▸ **Given task**
Transcribe the stretch of the diner spelling text from "I wasn’t conscious" through "was spelled D-I-N-E-R.", copying it exactly.

A Regional Spelling Of “Diner” As “Dinor”

McPaul lives in Montclair, New Jersey, but grew up in Erie, Pennsylvania, where several casual restaurants spelled the name of their establishment as dinor rather than diner, as in Stan’s Dinor. This spelling variant is largely limited to northwestern Pennsylvania. No one knows for sure how this variation originated, although it might simply be a matter of sensational spelling, in which words are intentionally misspelled in order to attract attention. For more about these dining establishments spelled dinor, check out Brian Butko’s Diners of Pennsylvania. (Bookshop|Amazon) This is part of a complete episode.
Transcript of “A Regional Spelling Of “Diner” As “Dinor””

Hello, you have A Way with Words.

Hi, Martha. This is McPaul calling from Montclair, New Jersey.

McPaul, welcome to the show. What can we do for you?

Thank you. I wanted to talk about a strange, unique, regional spelling variation that I was conscious of.

I wasn’t conscious of it until I left the region where I grew up.

I grew up in Erie, Pennsylvania, and in Erie, there are about a half a dozen restaurants that are called – they have the word diner in their name, you know, Stan’s Diner or the Park Place Diner or whatever.

But they are all – all the diners in Erie are spelled D-I-N-O-R on their signs.

So, you know, growing up, I just assumed that was how diner was spelled until I went to college in Pittsburgh and saw a diner where it was spelled D-I-N-E-R.

And I pointed at the sign. I said to my friends, they spelled diner wrong on that sign.

And they all sort of thought, you know, it was a classic look at me like I had two heads moment.

And then, you know, that was the moment that I found out that only in Erie a diner is spelled D-I-N-O-R.

So I’m curious about whether you’ve ever come across that odd variation,

And also just more generally about colloquial alternative spellings for commercial businesses in particular regions.

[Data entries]
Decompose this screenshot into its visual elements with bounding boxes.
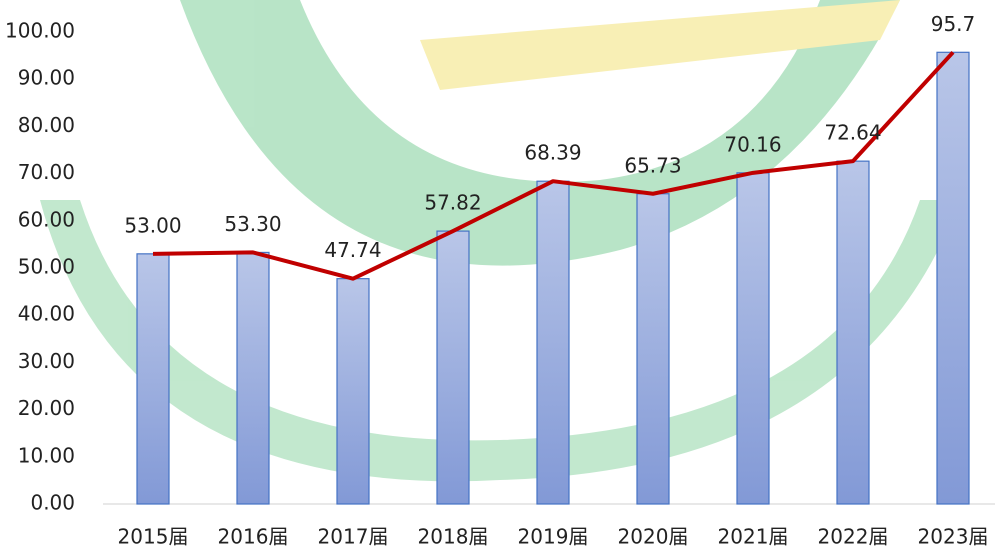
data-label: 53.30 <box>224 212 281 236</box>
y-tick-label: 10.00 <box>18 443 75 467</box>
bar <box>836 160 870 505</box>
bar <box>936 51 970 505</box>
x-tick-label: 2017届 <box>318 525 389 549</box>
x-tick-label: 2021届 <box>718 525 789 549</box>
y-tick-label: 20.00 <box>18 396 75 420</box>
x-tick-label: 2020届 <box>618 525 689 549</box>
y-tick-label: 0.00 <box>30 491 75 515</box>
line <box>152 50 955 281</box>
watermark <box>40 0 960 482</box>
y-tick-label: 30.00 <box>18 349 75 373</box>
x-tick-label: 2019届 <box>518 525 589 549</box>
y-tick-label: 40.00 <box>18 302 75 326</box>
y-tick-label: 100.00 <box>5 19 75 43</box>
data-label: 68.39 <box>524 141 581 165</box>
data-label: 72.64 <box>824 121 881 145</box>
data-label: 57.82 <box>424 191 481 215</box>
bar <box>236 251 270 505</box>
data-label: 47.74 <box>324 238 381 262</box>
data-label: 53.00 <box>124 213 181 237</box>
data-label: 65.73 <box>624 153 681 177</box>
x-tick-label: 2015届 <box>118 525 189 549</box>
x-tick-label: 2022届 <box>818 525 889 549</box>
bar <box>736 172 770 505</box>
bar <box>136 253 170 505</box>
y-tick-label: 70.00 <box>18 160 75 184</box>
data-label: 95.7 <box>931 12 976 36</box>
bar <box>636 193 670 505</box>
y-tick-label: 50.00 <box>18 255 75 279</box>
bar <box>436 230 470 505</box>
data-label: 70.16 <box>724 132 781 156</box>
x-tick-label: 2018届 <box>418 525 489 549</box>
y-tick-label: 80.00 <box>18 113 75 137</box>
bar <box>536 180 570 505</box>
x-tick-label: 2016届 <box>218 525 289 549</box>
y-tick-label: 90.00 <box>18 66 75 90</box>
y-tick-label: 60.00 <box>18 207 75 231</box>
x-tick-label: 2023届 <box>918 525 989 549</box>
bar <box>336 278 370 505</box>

* * *

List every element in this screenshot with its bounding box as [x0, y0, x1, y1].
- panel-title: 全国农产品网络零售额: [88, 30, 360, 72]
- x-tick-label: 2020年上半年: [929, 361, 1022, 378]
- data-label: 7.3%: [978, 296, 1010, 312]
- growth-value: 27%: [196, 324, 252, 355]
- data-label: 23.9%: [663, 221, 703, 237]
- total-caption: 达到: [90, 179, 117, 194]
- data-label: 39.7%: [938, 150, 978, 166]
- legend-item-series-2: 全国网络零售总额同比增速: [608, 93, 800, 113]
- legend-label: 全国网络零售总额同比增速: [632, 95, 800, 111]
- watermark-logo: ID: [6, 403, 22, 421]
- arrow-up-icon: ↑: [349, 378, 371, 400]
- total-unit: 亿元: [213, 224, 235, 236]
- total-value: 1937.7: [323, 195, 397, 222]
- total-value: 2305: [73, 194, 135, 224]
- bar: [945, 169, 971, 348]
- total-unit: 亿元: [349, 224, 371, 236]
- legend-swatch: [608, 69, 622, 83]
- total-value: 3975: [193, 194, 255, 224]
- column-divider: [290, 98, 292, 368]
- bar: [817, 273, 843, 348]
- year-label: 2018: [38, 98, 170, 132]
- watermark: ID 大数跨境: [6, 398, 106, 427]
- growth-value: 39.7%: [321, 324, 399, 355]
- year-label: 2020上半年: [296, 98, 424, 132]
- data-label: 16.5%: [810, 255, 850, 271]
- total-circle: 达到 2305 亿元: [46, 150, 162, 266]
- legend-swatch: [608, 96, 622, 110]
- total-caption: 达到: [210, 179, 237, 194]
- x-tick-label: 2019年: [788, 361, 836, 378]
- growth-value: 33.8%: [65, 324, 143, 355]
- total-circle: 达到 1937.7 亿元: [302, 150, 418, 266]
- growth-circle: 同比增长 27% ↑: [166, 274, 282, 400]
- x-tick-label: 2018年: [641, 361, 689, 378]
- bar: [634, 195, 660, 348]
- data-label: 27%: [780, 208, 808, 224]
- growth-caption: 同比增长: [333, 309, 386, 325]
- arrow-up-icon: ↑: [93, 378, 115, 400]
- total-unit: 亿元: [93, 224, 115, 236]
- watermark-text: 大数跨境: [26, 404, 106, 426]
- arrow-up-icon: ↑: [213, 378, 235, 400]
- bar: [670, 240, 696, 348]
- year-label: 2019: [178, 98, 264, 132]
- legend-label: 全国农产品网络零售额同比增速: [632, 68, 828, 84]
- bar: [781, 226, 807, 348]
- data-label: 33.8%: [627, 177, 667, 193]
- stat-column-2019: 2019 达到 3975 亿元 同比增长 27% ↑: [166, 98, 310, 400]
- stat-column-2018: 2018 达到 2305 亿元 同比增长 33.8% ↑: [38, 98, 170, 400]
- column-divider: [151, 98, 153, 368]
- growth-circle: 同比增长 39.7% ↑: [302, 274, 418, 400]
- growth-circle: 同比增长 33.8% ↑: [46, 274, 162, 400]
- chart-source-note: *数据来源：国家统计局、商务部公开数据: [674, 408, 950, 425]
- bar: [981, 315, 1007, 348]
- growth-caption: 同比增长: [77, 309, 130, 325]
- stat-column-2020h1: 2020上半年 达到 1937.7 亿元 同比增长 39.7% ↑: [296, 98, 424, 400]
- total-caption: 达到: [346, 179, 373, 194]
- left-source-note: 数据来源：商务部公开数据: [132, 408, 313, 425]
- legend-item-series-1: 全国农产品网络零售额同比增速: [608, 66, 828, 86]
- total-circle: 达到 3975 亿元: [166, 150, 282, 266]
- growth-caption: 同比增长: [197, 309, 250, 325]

* * *

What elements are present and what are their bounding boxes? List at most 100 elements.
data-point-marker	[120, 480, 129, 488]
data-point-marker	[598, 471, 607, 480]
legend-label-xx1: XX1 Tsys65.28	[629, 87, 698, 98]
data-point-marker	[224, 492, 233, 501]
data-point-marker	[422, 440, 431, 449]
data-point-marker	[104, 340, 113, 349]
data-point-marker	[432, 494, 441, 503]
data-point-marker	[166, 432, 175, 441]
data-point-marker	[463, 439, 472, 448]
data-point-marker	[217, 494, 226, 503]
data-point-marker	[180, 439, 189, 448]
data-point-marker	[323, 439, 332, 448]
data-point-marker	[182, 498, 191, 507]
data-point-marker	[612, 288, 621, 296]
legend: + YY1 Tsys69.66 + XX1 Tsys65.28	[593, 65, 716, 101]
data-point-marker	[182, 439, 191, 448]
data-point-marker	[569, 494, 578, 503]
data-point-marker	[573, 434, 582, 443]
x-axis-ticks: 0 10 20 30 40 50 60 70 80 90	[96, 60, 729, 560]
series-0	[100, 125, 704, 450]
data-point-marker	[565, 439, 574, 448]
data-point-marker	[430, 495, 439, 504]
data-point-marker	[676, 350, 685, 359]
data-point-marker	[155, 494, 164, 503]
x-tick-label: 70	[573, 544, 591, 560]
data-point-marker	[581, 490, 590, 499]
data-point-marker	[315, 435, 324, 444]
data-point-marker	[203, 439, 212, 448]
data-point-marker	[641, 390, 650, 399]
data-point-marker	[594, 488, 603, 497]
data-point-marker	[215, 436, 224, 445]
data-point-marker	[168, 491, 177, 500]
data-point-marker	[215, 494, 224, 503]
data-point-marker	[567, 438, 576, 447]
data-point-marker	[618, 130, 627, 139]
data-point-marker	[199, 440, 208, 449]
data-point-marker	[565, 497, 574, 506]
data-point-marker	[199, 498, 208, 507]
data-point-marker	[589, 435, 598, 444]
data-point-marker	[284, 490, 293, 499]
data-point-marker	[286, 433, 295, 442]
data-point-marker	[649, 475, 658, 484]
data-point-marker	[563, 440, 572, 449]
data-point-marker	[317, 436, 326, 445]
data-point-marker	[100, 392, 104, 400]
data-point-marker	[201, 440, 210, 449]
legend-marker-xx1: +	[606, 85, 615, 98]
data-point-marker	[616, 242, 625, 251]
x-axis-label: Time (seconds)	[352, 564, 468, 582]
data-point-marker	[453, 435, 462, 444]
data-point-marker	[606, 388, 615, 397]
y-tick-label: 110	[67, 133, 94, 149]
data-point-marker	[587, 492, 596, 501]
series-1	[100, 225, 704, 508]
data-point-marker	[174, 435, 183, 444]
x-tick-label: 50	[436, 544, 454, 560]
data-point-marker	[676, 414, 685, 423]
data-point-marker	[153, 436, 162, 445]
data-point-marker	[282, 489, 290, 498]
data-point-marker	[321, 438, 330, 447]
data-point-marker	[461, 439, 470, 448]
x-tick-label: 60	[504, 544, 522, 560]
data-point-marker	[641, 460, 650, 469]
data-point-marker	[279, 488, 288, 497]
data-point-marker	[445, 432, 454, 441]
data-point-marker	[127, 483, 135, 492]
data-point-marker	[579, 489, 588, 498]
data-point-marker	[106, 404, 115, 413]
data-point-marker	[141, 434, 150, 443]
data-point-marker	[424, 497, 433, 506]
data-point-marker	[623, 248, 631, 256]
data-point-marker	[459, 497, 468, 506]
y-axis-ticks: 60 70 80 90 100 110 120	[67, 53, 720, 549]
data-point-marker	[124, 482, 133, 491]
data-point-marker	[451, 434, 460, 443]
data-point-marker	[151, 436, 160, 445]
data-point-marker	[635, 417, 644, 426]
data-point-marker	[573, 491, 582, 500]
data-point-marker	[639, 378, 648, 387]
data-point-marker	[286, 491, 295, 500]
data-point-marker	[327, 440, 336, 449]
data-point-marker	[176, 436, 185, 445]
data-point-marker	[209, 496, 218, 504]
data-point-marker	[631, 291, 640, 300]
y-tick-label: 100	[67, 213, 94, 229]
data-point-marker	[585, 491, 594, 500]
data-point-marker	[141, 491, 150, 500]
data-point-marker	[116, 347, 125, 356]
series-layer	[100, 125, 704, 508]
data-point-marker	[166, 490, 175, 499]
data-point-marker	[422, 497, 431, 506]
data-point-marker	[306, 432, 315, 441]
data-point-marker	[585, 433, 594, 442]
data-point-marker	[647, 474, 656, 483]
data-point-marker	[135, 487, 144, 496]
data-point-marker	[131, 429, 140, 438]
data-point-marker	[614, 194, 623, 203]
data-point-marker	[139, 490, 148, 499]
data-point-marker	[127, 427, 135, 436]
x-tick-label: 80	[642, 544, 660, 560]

▸ **Exercise solution**
I wasn’t conscious of it until I left the region where I grew up.

I grew up in Erie, Pennsylvania, and in Erie, there are about a half a dozen restaurants that are called – they have the word diner in their name, you know, Stan’s Diner or the Park Place Diner or whatever.

But they are all – all the diners in Erie are spelled D-I-N-O-R on their signs.

So, you know, growing up, I just assumed that was how diner was spelled until I went to college in Pittsburgh and saw a diner where it was spelled D-I-N-E-R.